Exercise brief - Express every line from the start of the records through the line containing "text-run [522, 368, 529, 389]" as a JSON list of strings, one string per line, with blank lines omitted.

Data for processing -
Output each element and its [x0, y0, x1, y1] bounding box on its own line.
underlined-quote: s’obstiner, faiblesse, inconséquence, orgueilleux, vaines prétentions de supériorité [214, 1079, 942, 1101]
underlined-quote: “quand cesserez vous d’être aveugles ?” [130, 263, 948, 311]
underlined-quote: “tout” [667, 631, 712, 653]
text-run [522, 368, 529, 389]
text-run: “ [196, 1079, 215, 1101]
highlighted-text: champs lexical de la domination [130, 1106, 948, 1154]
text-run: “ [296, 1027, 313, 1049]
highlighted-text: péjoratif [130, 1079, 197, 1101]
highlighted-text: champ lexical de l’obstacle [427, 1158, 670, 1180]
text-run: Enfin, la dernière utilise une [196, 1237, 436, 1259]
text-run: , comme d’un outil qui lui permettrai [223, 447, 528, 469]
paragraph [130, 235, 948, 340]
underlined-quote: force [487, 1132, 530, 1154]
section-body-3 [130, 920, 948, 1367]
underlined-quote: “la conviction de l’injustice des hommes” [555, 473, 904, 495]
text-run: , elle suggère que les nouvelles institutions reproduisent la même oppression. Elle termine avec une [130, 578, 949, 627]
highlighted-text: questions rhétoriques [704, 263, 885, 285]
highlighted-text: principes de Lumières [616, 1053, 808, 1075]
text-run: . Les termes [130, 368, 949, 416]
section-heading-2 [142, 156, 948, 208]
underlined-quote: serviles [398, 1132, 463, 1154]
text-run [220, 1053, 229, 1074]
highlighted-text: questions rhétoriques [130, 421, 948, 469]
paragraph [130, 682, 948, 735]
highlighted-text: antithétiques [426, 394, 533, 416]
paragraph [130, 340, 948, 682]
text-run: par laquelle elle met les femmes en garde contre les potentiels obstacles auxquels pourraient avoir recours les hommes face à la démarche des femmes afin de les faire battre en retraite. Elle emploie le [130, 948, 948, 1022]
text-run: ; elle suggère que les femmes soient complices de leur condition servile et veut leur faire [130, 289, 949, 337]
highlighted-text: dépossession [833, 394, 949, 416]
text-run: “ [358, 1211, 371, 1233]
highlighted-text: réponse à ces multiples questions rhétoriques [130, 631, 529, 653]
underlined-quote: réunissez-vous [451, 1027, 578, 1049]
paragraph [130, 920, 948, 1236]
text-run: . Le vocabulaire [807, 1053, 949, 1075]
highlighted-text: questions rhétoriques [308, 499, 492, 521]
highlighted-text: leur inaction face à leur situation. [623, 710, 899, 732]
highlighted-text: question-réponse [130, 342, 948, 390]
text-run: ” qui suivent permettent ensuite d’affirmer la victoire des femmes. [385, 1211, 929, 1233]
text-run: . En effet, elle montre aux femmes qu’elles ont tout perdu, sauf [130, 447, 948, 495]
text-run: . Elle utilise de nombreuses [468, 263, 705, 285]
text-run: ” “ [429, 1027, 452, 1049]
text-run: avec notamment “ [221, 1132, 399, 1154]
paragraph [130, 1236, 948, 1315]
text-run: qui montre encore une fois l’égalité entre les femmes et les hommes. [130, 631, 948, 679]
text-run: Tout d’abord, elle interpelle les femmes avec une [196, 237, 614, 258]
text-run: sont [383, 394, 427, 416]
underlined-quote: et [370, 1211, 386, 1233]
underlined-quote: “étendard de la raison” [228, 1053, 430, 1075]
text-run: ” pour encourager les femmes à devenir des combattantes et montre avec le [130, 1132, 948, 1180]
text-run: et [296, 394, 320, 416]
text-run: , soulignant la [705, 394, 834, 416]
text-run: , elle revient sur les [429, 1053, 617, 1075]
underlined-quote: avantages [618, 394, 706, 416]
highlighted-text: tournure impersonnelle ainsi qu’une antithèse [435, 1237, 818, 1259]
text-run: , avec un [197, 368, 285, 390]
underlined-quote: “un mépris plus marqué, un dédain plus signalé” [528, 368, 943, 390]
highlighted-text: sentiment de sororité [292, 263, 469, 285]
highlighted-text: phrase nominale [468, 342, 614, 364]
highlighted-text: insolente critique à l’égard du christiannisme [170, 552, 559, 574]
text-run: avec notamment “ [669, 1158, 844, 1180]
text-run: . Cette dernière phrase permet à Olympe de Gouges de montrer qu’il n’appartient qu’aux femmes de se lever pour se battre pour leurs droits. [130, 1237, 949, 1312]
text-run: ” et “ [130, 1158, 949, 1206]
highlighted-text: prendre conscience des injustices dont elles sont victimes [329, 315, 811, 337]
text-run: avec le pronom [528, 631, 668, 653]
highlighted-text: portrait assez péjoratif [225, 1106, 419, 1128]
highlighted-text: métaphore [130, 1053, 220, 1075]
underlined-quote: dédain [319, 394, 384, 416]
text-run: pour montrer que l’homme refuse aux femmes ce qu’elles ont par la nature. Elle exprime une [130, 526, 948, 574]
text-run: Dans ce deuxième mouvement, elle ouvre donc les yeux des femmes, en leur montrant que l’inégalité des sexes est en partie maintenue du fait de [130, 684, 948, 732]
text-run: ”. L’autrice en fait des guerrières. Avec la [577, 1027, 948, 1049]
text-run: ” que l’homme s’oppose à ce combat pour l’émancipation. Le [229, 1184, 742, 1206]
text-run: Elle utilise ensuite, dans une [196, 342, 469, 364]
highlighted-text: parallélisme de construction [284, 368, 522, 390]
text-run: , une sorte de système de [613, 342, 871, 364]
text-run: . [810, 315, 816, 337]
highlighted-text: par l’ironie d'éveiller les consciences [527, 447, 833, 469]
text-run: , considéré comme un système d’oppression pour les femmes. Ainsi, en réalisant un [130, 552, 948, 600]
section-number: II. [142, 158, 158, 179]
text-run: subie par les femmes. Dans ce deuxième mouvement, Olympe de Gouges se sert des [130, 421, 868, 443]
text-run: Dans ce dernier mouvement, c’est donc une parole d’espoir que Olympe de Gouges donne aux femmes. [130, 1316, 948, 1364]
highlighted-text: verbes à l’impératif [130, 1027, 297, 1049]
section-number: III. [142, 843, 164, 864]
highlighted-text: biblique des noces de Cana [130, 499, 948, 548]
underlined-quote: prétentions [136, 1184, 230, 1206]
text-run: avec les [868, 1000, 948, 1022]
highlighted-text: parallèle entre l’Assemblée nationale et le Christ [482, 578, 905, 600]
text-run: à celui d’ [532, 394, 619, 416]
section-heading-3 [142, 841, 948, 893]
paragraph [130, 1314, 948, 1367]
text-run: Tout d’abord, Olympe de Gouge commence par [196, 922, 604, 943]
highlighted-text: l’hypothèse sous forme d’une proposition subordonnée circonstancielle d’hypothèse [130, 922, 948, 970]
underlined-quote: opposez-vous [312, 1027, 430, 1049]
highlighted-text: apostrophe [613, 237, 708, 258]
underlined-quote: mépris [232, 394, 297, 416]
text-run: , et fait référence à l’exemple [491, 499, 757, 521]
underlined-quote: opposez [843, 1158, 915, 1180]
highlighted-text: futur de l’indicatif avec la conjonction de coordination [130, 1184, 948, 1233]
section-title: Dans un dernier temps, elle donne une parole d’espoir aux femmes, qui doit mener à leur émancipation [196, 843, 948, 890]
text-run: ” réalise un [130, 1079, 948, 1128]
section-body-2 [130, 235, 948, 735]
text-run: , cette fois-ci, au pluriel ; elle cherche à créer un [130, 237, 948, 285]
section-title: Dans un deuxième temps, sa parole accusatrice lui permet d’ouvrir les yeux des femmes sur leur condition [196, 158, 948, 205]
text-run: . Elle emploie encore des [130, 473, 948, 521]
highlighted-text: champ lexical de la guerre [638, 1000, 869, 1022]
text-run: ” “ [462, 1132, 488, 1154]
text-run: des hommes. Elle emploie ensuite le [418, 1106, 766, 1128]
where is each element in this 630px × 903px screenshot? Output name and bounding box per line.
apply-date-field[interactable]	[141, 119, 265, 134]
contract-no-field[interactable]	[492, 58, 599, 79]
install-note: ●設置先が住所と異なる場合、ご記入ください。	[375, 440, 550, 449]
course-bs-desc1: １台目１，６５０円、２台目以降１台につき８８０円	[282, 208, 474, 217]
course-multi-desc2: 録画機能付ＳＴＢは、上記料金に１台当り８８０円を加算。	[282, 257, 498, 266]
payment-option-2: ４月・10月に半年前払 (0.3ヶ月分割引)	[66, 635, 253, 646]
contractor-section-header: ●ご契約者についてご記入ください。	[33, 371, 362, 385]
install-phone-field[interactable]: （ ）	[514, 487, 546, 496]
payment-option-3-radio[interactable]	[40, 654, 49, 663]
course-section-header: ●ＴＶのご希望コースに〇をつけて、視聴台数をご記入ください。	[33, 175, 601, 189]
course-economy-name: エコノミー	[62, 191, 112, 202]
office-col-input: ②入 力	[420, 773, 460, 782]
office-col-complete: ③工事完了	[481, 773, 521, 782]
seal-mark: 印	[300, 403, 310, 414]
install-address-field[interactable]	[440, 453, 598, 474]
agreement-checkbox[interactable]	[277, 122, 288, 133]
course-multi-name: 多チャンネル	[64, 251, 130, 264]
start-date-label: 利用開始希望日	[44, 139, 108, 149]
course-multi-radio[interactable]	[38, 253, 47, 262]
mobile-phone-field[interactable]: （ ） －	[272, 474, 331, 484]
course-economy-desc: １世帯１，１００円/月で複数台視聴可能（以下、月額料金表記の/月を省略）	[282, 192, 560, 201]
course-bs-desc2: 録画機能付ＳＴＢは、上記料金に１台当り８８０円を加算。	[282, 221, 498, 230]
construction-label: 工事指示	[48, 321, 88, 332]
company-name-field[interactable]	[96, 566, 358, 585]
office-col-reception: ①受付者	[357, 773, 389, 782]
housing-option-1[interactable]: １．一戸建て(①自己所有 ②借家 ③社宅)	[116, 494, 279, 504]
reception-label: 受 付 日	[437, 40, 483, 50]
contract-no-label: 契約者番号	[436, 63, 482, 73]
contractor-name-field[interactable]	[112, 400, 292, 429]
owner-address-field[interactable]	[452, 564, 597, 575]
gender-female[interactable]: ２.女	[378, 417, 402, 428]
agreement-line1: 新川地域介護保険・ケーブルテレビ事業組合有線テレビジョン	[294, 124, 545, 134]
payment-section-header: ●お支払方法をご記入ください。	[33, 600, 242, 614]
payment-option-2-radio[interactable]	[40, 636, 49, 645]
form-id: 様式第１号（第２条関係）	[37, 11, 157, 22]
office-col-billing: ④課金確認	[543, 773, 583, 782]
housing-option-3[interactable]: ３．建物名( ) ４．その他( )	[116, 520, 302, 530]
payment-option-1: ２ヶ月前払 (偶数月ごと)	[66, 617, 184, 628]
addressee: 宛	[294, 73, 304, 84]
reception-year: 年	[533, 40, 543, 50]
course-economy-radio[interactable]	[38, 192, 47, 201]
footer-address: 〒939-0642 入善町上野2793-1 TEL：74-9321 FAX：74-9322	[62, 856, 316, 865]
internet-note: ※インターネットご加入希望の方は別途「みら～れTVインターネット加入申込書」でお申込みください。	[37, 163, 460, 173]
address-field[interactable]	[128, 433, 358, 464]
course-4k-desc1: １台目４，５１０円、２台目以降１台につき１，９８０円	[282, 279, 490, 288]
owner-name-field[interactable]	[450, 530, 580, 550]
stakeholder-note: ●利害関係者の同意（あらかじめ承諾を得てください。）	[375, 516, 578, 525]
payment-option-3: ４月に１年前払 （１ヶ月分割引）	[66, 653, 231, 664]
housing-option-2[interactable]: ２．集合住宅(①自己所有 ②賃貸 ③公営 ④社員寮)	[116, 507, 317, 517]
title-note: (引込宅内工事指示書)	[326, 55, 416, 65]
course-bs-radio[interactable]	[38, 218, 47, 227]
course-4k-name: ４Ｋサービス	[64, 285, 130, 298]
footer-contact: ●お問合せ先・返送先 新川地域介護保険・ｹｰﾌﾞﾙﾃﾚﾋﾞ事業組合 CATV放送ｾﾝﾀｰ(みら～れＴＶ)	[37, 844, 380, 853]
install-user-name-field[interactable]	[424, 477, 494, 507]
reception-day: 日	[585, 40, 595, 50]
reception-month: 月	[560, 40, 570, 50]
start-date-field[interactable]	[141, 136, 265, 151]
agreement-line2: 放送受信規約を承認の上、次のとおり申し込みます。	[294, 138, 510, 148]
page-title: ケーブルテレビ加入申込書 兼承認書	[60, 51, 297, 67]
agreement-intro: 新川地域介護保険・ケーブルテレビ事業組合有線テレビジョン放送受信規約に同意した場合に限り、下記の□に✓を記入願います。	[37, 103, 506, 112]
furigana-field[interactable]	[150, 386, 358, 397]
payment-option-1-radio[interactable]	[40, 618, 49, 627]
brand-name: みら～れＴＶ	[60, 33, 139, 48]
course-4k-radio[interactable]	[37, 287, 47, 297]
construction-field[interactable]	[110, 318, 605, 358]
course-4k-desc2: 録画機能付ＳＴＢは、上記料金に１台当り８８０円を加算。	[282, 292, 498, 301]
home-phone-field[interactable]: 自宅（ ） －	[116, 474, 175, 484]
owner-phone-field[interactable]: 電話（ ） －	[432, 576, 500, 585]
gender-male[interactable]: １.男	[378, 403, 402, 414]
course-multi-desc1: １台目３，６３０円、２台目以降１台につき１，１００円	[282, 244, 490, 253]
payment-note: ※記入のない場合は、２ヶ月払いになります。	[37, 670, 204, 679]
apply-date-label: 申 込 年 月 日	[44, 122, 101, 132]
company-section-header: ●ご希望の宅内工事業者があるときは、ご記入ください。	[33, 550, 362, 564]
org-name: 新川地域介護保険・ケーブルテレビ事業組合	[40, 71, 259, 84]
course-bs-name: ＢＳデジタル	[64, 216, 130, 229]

Output of the task -
[
  "Output each element and its [x0, y0, x1, y1] bounding box on its own line.",
  "underlined-quote: s’obstiner, faiblesse, inconséquence, orgueilleux, vaines prétentions de supériorité [214, 1079, 942, 1101]",
  "underlined-quote: “quand cesserez vous d’être aveugles ?” [130, 263, 948, 311]",
  "underlined-quote: “tout” [667, 631, 712, 653]",
  "text-run [522, 368, 529, 389]"
]